◆ Record excerpts:
★ ★ ★ ★

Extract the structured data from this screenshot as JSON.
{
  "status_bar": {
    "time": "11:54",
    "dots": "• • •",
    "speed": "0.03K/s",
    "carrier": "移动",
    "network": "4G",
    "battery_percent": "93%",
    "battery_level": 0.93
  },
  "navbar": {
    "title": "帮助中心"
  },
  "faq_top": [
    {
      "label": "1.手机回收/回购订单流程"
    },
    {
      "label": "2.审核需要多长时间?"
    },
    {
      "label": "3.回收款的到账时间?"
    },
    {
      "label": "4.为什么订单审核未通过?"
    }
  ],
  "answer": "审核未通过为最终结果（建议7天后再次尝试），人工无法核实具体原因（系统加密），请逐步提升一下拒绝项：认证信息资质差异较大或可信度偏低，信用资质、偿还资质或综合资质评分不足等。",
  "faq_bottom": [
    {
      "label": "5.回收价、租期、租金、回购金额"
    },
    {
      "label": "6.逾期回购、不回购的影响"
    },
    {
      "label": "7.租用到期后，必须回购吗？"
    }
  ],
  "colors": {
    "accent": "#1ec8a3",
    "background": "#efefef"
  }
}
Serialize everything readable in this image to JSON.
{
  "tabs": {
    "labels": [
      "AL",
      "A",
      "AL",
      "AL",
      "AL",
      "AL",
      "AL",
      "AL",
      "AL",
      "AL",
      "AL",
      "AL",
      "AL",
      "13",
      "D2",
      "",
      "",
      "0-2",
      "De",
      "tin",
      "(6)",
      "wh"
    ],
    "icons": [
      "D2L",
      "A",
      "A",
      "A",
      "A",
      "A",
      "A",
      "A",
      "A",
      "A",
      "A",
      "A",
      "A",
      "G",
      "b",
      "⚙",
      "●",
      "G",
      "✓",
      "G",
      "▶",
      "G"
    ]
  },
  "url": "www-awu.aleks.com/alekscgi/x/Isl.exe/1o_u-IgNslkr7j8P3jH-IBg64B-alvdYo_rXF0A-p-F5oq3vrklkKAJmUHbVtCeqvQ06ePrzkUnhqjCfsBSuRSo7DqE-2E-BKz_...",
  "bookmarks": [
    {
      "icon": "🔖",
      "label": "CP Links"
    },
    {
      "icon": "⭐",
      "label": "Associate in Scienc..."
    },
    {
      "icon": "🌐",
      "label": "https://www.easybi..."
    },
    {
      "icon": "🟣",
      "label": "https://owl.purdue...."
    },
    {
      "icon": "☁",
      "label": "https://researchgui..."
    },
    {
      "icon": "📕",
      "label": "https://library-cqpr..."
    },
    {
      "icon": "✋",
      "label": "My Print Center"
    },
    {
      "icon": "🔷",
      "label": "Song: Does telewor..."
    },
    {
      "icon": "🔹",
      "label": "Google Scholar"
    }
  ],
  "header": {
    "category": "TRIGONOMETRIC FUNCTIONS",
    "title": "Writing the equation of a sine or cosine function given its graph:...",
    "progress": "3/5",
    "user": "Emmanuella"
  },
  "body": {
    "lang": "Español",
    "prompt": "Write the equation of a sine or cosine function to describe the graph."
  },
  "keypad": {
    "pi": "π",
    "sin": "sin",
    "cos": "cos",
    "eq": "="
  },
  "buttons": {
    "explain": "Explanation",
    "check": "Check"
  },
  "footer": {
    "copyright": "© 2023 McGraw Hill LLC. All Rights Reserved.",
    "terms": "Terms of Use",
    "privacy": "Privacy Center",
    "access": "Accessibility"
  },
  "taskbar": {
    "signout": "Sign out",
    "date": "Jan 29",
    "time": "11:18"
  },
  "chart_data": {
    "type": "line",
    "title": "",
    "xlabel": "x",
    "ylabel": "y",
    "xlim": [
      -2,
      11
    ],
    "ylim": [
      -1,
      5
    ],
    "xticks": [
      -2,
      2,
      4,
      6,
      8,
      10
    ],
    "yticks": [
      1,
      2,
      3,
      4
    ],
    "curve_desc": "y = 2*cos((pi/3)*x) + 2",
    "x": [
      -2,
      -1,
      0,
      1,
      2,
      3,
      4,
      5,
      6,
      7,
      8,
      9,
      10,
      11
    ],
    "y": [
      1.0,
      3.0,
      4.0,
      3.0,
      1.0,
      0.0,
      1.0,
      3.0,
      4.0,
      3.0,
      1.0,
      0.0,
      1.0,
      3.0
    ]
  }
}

★ ★ ★ ★

◆ Your instructions:
Return all lines of the material above in which the word "https" occurs.

◆ Solved problem:
      "label": "https://www.easybi..."
      "label": "https://owl.purdue...."
      "label": "https://researchgui..."
      "label": "https://library-cqpr..."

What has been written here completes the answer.